PROBLEM:
Copy out each line exactly; pictures stay out of the copy.

Stored records:
..........
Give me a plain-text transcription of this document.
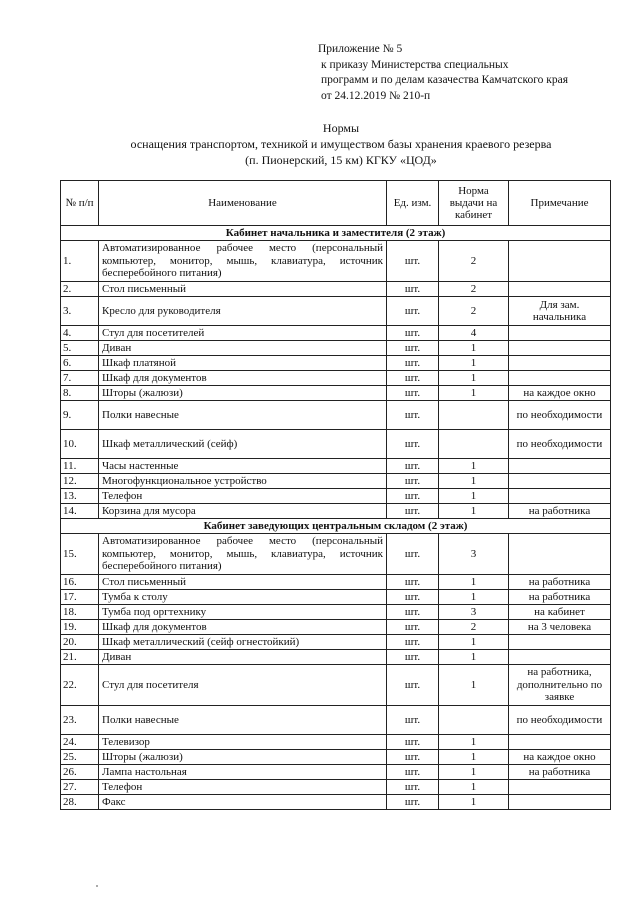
Приложение № 5
к приказу Министерства специальных
программ и по делам казачества Камчатского края
от 24.12.2019 № 210-п
Нормы
оснащения транспортом, техникой и имуществом базы хранения краевого резерва
(п. Пионерский, 15 км) КГКУ «ЦОД»
№ п/п	Наименование	Ед. изм.	Норма выдачи на кабинет	Примечание
Кабинет начальника и заместителя (2 этаж)				
1.	Автоматизированное рабочее место (персональный компьютер, монитор, мышь, клавиатура, источник бесперебойного питания)	шт.	2	
2.	Стол письменный	шт.	2	
3.	Кресло для руководителя	шт.	2	Для зам. начальника
4.	Стул для посетителей	шт.	4	
5.	Диван	шт.	1	
6.	Шкаф платяной	шт.	1	
7.	Шкаф для документов	шт.	1	
8.	Шторы (жалюзи)	шт.	1	на каждое окно
9.	Полки навесные	шт.		по необходимости
10.	Шкаф металлический (сейф)	шт.		по необходимости
11.	Часы настенные	шт.	1	
12.	Многофункциональное устройство	шт.	1	
13.	Телефон	шт.	1	
14.	Корзина для мусора	шт.	1	на работника
Кабинет заведующих центральным складом (2 этаж)				
15.	Автоматизированное рабочее место (персональный компьютер, монитор, мышь, клавиатура, источник бесперебойного питания)	шт.	3	
16.	Стол письменный	шт.	1	на работника
17.	Тумба к столу	шт.	1	на работника
18.	Тумба под оргтехнику	шт.	3	на кабинет
19.	Шкаф для документов	шт.	2	на 3 человека
20.	Шкаф металлический (сейф огнестойкий)	шт.	1	
21.	Диван	шт.	1	
22.	Стул для посетителя	шт.	1	на работника, дополнительно по заявке
23.	Полки навесные	шт.		по необходимости
24.	Телевизор	шт.	1	
25.	Шторы (жалюзи)	шт.	1	на каждое окно
26.	Лампа настольная	шт.	1	на работника
27.	Телефон	шт.	1	
28.	Факс	шт.	1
..........
SOLUTION TO THE PROBLEM:
Give me a plain-text transcription of this document.
Приложение № 5
к приказу Министерства специальных
программ и по делам казачества Камчатского края
от 24.12.2019 № 210-п
Нормы
оснащения транспортом, техникой и имуществом базы хранения краевого резерва
(п. Пионерский, 15 км) КГКУ «ЦОД»
№ п/п	Наименование	Ед. изм.	Норма выдачи на кабинет	Примечание
Кабинет начальника и заместителя (2 этаж)				
1.	Автоматизированное рабочее место (персональный компьютер, монитор, мышь, клавиатура, источник бесперебойного питания)	шт.	2	
2.	Стол письменный	шт.	2	
3.	Кресло для руководителя	шт.	2	Для зам. начальника
4.	Стул для посетителей	шт.	4	
5.	Диван	шт.	1	
6.	Шкаф платяной	шт.	1	
7.	Шкаф для документов	шт.	1	
8.	Шторы (жалюзи)	шт.	1	на каждое окно
9.	Полки навесные	шт.		по необходимости
10.	Шкаф металлический (сейф)	шт.		по необходимости
11.	Часы настенные	шт.	1	
12.	Многофункциональное устройство	шт.	1	
13.	Телефон	шт.	1	
14.	Корзина для мусора	шт.	1	на работника
Кабинет заведующих центральным складом (2 этаж)				
15.	Автоматизированное рабочее место (персональный компьютер, монитор, мышь, клавиатура, источник бесперебойного питания)	шт.	3	
16.	Стол письменный	шт.	1	на работника
17.	Тумба к столу	шт.	1	на работника
18.	Тумба под оргтехнику	шт.	3	на кабинет
19.	Шкаф для документов	шт.	2	на 3 человека
20.	Шкаф металлический (сейф огнестойкий)	шт.	1	
21.	Диван	шт.	1	
22.	Стул для посетителя	шт.	1	на работника, дополнительно по заявке
23.	Полки навесные	шт.		по необходимости
24.	Телевизор	шт.	1	
25.	Шторы (жалюзи)	шт.	1	на каждое окно
26.	Лампа настольная	шт.	1	на работника
27.	Телефон	шт.	1	
28.	Факс	шт.	1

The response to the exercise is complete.